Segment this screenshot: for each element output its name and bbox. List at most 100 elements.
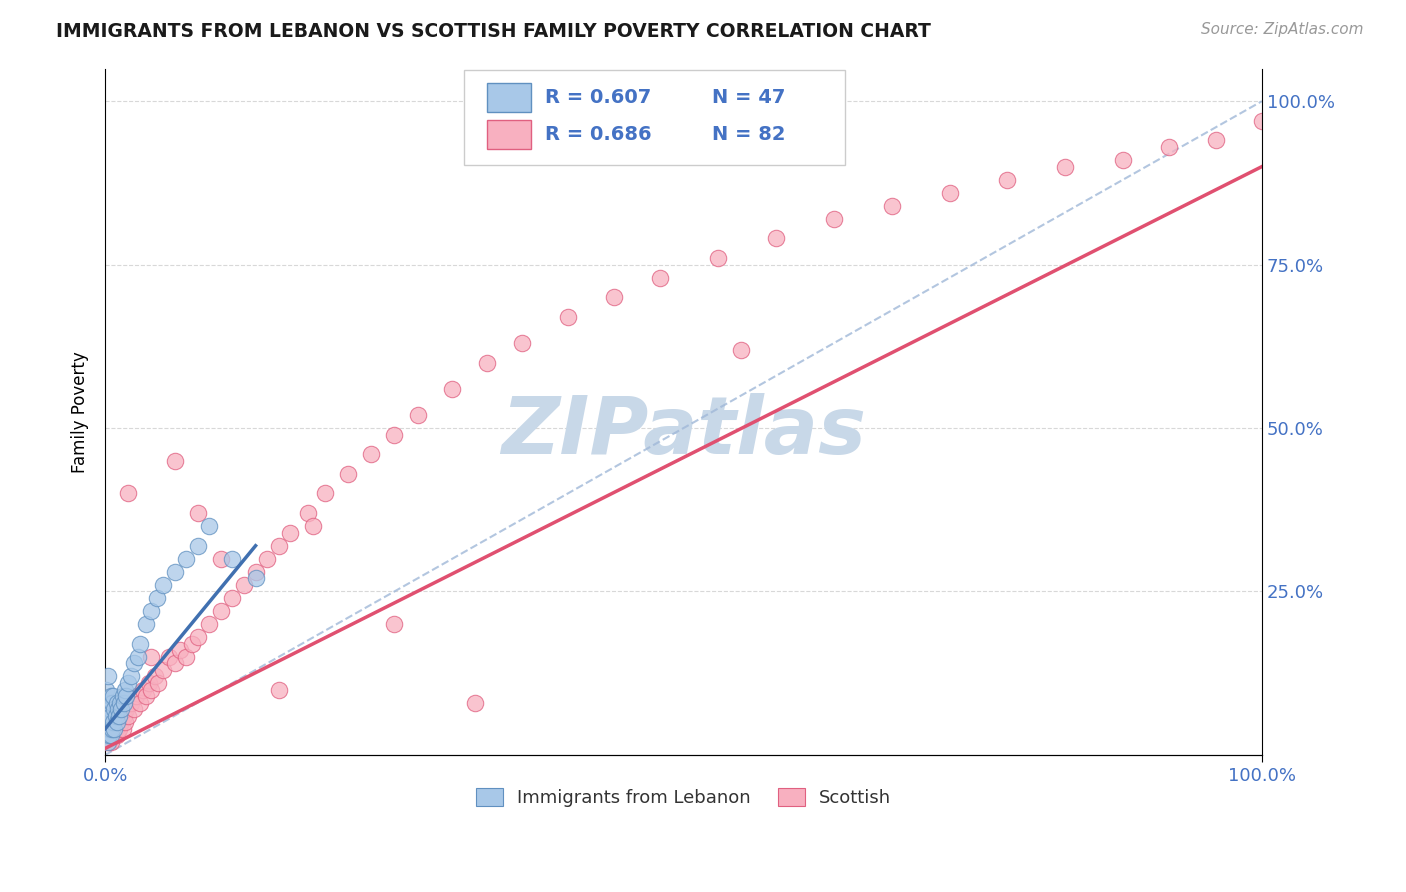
Point	[96, 735, 118, 749]
Point	[127, 649, 149, 664]
Point	[111, 722, 134, 736]
Text: R = 0.607: R = 0.607	[544, 87, 651, 107]
Point	[650, 270, 672, 285]
Point	[96, 735, 118, 749]
Point	[104, 722, 127, 736]
Point	[765, 231, 787, 245]
Point	[880, 199, 903, 213]
Y-axis label: Family Poverty: Family Poverty	[72, 351, 89, 473]
FancyBboxPatch shape	[464, 70, 845, 165]
Point	[100, 708, 122, 723]
Point	[187, 630, 209, 644]
Point	[267, 539, 290, 553]
Point	[117, 676, 139, 690]
Point	[96, 728, 118, 742]
Point	[1054, 160, 1077, 174]
Point	[120, 669, 142, 683]
Point	[108, 722, 131, 736]
Point	[141, 649, 163, 664]
Point	[245, 565, 267, 579]
Point	[100, 728, 122, 742]
Point	[100, 689, 122, 703]
Point	[146, 591, 169, 605]
Point	[163, 454, 186, 468]
Point	[141, 682, 163, 697]
Point	[122, 702, 145, 716]
Point	[209, 604, 232, 618]
Point	[105, 715, 128, 730]
Point	[510, 336, 533, 351]
Point	[129, 696, 152, 710]
Point	[997, 172, 1019, 186]
Point	[117, 708, 139, 723]
Text: N = 82: N = 82	[713, 125, 786, 144]
Point	[110, 696, 132, 710]
Point	[141, 604, 163, 618]
Point	[337, 467, 360, 481]
Point	[96, 728, 118, 742]
Point	[110, 708, 132, 723]
Point	[96, 708, 118, 723]
Point	[174, 551, 197, 566]
Point	[464, 696, 486, 710]
Point	[198, 519, 221, 533]
Point	[209, 551, 232, 566]
Point	[198, 617, 221, 632]
Point	[187, 539, 209, 553]
Point	[233, 578, 256, 592]
Point	[1112, 153, 1135, 167]
Point	[475, 356, 498, 370]
Point	[152, 578, 174, 592]
Point	[278, 525, 301, 540]
Point	[138, 676, 160, 690]
Point	[125, 689, 148, 703]
Point	[97, 735, 120, 749]
Point	[152, 663, 174, 677]
Point	[96, 682, 118, 697]
Point	[120, 696, 142, 710]
Point	[117, 486, 139, 500]
Point	[143, 669, 166, 683]
Point	[135, 689, 157, 703]
Point	[360, 447, 382, 461]
Point	[103, 715, 125, 730]
Point	[267, 682, 290, 697]
Point	[98, 728, 121, 742]
Point	[103, 722, 125, 736]
Point	[557, 310, 579, 324]
Point	[1159, 140, 1181, 154]
Point	[97, 715, 120, 730]
Point	[101, 722, 124, 736]
Text: R = 0.686: R = 0.686	[544, 125, 651, 144]
Point	[163, 565, 186, 579]
Point	[96, 702, 118, 716]
Point	[730, 343, 752, 357]
Point	[103, 689, 125, 703]
Point	[384, 617, 406, 632]
Point	[441, 382, 464, 396]
Point	[1251, 113, 1274, 128]
Point	[256, 551, 278, 566]
Point	[111, 689, 134, 703]
Point	[96, 708, 118, 723]
Text: ZIPatlas: ZIPatlas	[501, 393, 866, 471]
Point	[115, 689, 138, 703]
FancyBboxPatch shape	[486, 120, 531, 149]
Point	[97, 696, 120, 710]
Point	[105, 696, 128, 710]
Point	[135, 617, 157, 632]
Point	[1205, 133, 1227, 147]
Point	[96, 715, 118, 730]
Point	[132, 682, 155, 697]
Point	[103, 728, 125, 742]
Point	[100, 735, 122, 749]
Point	[100, 708, 122, 723]
Point	[122, 657, 145, 671]
Point	[96, 669, 118, 683]
Point	[221, 591, 243, 605]
Point	[98, 722, 121, 736]
Point	[103, 702, 125, 716]
Point	[938, 186, 960, 200]
Point	[104, 708, 127, 723]
Point	[181, 637, 204, 651]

◆ PROBLEM TO WORK ON
How many lines in the records above contain the string "FancyBboxPatch", matching case exactly? Reply with the number alone.

◆ REPLY TO THE EXERCISE
2